Dataset items:
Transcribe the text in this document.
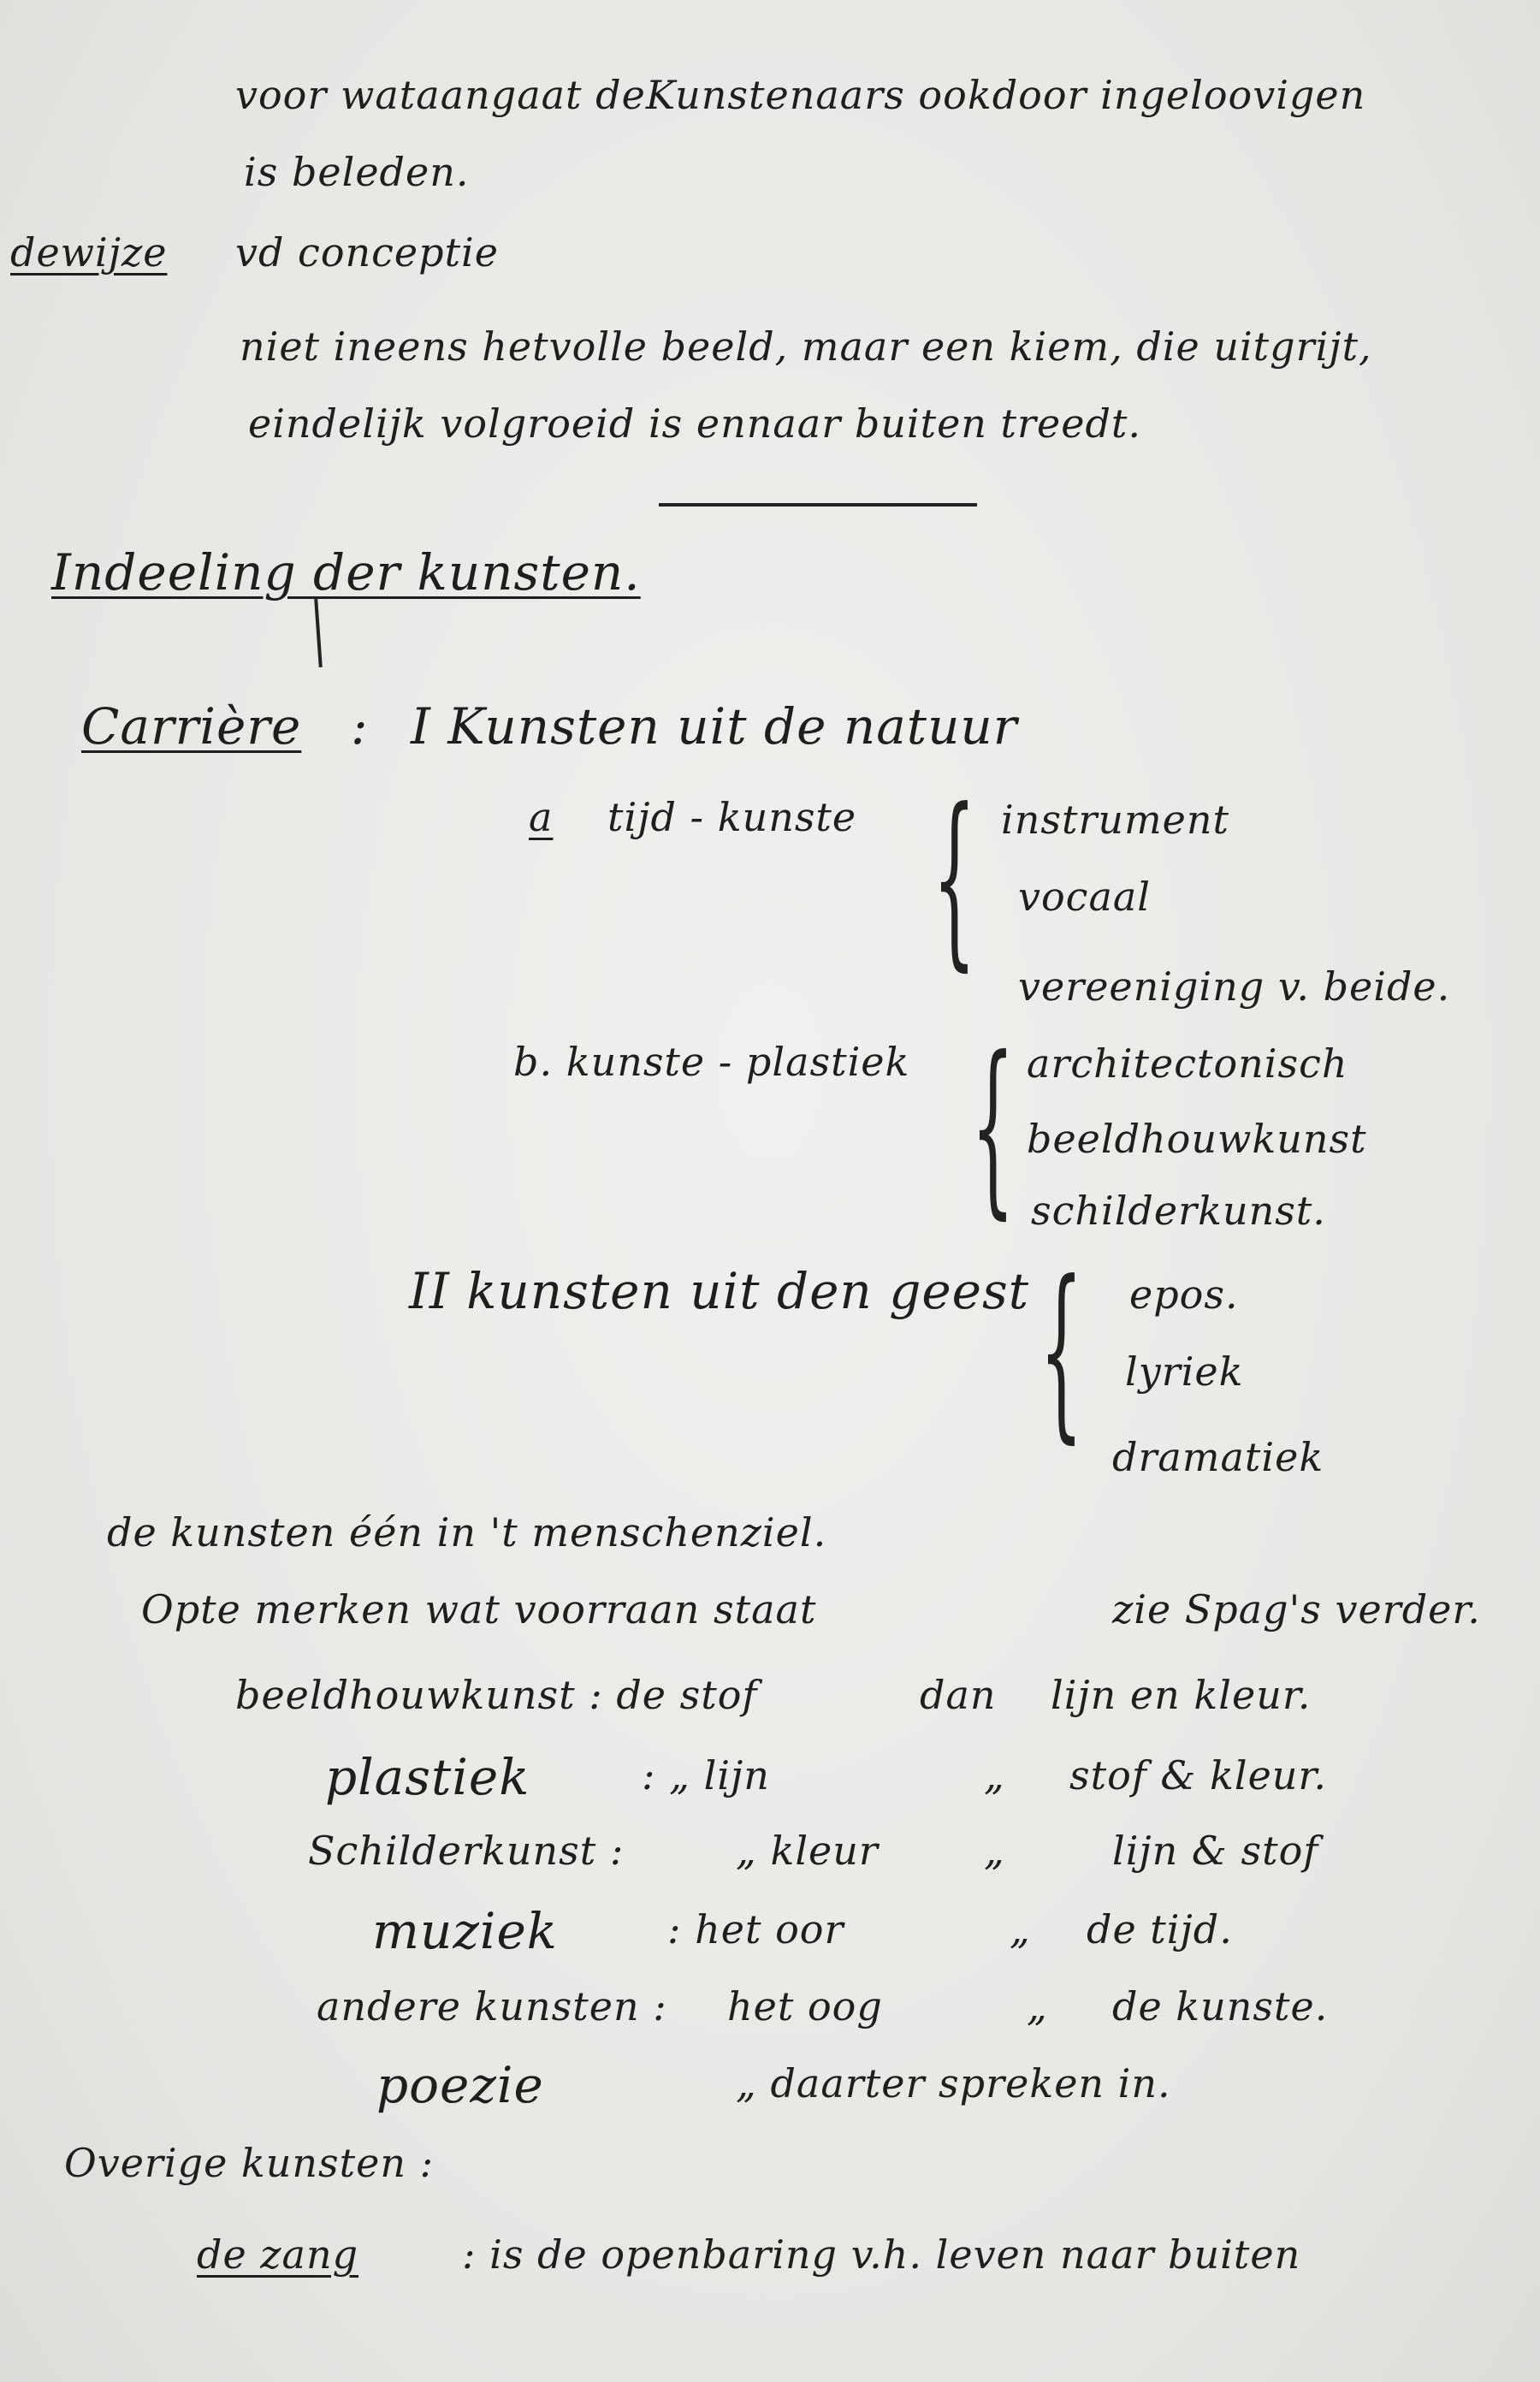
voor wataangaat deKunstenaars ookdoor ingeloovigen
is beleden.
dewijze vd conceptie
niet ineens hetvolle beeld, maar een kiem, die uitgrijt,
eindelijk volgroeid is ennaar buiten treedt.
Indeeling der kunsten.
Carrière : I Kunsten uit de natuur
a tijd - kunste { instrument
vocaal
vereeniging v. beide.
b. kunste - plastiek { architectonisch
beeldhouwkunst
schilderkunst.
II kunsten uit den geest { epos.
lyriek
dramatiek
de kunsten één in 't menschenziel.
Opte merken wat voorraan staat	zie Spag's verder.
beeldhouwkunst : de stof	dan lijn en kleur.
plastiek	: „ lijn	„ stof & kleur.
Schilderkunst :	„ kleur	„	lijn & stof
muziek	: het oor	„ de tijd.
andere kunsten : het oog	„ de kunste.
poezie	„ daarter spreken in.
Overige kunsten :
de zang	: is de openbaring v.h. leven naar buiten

- TASK TO COMPLETE -
Report each line in the preceding entries that holds the string "beeldhouwkunst".

- SOLVED PROBLEM -
beeldhouwkunst
beeldhouwkunst : de stof	dan lijn en kleur.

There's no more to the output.